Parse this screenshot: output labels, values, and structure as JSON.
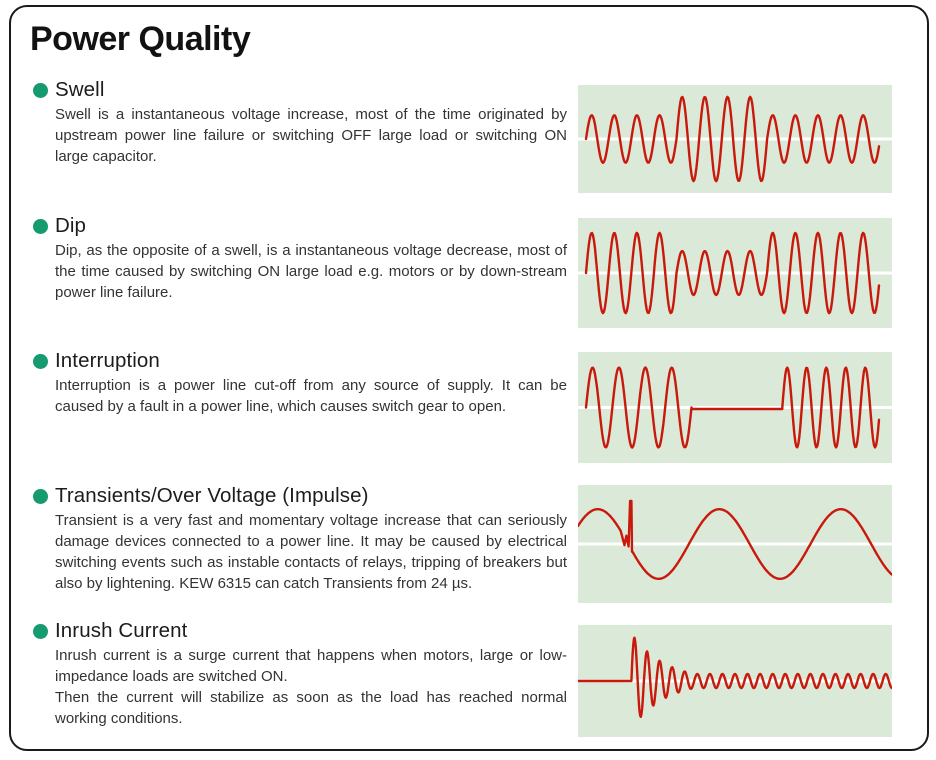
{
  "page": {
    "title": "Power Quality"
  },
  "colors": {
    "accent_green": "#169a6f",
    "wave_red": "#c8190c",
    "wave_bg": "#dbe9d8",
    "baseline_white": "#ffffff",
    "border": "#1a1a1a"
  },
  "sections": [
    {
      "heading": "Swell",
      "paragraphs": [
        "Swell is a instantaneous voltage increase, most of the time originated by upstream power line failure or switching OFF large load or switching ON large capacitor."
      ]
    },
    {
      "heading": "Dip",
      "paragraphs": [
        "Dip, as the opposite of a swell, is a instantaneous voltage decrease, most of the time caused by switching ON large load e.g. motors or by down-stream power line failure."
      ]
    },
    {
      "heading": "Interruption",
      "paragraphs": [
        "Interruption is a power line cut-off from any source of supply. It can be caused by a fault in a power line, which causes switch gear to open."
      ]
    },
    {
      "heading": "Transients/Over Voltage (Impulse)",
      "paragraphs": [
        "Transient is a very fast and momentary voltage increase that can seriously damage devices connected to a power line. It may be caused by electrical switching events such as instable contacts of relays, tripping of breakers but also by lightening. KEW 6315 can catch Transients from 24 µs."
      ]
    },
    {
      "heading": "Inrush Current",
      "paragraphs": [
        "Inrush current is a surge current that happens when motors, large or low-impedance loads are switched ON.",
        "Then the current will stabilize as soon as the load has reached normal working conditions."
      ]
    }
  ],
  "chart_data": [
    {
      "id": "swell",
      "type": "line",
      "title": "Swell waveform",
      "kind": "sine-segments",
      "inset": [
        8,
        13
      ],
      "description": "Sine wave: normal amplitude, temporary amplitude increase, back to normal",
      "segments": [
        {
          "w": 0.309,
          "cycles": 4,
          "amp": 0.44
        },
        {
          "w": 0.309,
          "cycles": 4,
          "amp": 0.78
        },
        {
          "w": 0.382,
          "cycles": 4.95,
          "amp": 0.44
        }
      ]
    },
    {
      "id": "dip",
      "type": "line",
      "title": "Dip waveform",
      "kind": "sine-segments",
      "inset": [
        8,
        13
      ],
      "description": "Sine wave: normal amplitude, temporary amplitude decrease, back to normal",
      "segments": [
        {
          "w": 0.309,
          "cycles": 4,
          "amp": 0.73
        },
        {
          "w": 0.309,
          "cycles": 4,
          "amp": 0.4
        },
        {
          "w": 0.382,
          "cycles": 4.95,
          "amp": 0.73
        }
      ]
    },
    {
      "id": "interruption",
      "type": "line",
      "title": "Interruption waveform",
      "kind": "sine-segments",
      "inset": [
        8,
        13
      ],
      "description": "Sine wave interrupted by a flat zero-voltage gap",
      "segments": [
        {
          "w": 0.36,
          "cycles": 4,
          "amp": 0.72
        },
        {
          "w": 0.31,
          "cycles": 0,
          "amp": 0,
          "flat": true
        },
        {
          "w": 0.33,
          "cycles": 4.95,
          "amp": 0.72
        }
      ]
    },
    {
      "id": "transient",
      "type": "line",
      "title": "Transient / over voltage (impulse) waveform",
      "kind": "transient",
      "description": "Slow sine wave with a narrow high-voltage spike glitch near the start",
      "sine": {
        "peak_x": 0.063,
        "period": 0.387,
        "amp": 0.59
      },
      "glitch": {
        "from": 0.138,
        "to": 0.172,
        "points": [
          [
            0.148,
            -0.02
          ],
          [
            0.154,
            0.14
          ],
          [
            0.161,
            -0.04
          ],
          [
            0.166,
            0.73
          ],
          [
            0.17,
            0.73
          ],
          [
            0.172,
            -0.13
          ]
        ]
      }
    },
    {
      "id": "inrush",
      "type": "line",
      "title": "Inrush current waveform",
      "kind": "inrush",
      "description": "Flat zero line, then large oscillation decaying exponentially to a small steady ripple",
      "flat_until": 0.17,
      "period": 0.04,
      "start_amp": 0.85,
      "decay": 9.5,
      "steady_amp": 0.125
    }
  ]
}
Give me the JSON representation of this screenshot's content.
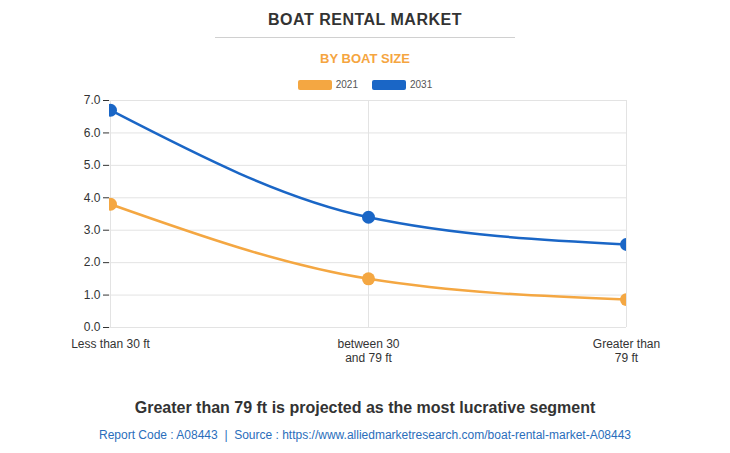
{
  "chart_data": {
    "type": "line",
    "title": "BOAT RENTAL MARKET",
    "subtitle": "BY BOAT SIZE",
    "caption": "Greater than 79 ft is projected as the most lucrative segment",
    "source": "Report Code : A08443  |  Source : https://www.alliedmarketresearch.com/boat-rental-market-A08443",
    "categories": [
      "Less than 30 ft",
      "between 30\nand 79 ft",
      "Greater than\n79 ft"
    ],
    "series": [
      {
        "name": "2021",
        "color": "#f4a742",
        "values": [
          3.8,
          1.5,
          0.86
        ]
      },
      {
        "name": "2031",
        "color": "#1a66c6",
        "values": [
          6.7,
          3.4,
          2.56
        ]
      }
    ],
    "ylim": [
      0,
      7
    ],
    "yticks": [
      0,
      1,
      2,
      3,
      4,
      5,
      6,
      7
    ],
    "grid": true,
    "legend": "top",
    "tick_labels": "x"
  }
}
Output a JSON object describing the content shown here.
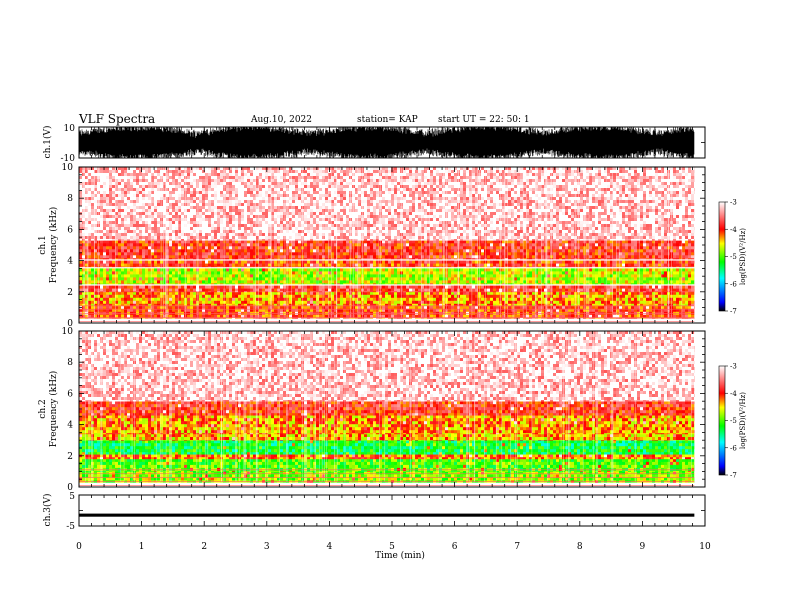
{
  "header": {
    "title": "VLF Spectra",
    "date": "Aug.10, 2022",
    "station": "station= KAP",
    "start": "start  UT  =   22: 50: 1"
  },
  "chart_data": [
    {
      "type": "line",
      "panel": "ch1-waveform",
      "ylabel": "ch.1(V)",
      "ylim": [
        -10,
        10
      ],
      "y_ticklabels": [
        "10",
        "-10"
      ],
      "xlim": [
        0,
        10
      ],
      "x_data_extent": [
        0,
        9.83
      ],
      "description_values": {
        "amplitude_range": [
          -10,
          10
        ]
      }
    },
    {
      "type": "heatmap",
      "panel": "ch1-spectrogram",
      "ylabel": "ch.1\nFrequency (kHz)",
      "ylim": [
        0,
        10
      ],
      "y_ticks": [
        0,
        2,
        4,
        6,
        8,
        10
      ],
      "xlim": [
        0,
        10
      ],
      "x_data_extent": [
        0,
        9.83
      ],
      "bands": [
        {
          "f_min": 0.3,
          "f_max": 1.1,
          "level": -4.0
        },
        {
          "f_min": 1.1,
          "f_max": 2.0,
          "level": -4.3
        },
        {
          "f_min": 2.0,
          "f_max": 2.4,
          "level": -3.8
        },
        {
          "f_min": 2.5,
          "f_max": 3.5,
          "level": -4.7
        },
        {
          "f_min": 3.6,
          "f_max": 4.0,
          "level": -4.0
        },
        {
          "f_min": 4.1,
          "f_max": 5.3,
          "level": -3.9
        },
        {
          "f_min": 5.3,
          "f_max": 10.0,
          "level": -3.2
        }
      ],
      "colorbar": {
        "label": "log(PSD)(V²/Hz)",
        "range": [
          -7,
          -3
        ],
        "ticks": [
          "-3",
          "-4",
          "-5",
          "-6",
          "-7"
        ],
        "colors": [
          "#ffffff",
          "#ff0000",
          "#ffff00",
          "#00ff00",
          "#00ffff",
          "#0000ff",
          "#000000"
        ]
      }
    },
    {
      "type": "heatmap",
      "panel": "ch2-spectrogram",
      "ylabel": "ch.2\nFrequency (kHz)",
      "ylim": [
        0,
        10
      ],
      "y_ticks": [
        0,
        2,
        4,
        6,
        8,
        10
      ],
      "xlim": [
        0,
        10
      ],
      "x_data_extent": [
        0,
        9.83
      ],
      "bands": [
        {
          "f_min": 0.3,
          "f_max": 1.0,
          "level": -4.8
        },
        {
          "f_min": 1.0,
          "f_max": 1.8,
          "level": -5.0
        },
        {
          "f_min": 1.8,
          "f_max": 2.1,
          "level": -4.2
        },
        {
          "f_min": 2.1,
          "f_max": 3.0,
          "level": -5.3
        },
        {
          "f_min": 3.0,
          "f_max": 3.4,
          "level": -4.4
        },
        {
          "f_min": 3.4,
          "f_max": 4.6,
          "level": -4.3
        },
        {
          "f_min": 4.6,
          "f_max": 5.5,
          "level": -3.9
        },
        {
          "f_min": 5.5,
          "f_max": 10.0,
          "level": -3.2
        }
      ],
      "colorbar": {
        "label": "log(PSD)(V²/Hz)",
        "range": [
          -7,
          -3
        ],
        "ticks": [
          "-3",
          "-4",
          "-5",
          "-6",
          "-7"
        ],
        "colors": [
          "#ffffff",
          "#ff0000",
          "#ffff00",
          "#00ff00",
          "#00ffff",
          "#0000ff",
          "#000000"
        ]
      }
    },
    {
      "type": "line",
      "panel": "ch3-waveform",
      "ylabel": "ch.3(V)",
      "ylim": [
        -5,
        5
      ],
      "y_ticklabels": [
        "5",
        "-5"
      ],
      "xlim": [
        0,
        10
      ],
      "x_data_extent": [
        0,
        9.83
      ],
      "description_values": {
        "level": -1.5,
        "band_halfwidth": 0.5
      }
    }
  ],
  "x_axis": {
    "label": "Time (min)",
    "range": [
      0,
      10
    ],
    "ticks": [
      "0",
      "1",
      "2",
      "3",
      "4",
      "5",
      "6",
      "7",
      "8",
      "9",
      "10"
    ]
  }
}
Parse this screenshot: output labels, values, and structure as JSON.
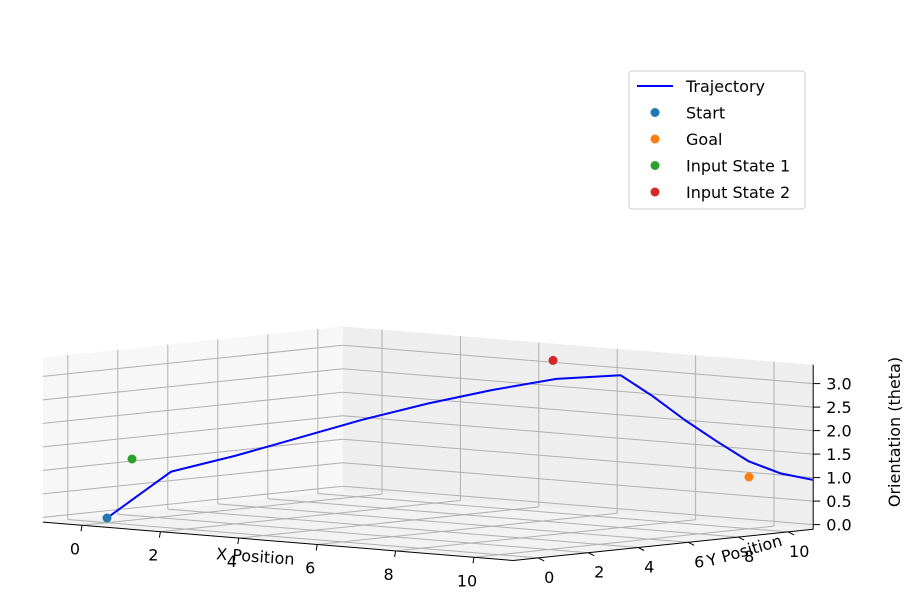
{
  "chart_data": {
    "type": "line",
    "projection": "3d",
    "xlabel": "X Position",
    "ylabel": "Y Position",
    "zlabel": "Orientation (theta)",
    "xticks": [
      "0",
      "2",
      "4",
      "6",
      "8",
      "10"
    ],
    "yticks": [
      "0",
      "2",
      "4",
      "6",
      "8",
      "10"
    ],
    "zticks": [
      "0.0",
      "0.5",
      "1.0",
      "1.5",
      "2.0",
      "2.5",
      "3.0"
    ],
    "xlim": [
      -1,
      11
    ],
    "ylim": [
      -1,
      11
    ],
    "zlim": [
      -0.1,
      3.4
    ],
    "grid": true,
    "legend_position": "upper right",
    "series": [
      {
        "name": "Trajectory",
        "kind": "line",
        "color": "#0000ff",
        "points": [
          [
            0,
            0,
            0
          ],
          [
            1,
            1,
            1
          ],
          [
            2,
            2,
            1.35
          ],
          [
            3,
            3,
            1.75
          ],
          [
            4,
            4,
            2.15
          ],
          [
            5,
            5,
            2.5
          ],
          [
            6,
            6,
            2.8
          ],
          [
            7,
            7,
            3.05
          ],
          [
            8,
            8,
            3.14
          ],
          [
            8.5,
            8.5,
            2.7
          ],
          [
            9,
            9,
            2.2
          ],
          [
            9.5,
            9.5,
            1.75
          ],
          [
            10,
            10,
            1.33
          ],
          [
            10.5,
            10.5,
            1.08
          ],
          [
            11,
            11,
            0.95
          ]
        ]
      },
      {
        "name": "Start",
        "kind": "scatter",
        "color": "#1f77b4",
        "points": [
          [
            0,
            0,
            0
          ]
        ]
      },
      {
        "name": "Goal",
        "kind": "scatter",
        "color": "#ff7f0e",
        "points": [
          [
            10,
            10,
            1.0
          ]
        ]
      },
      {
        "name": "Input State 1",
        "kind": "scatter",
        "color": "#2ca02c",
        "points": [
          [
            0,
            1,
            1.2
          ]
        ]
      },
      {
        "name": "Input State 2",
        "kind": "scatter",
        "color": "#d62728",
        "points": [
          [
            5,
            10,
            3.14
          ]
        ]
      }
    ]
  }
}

Instruction: From the data above, copy each line that holds "temporary".

Final result:
      "description": "Sine wave: normal amplitude, temporary amplitude increase, back to normal",
      "description": "Sine wave: normal amplitude, temporary amplitude decrease, back to normal",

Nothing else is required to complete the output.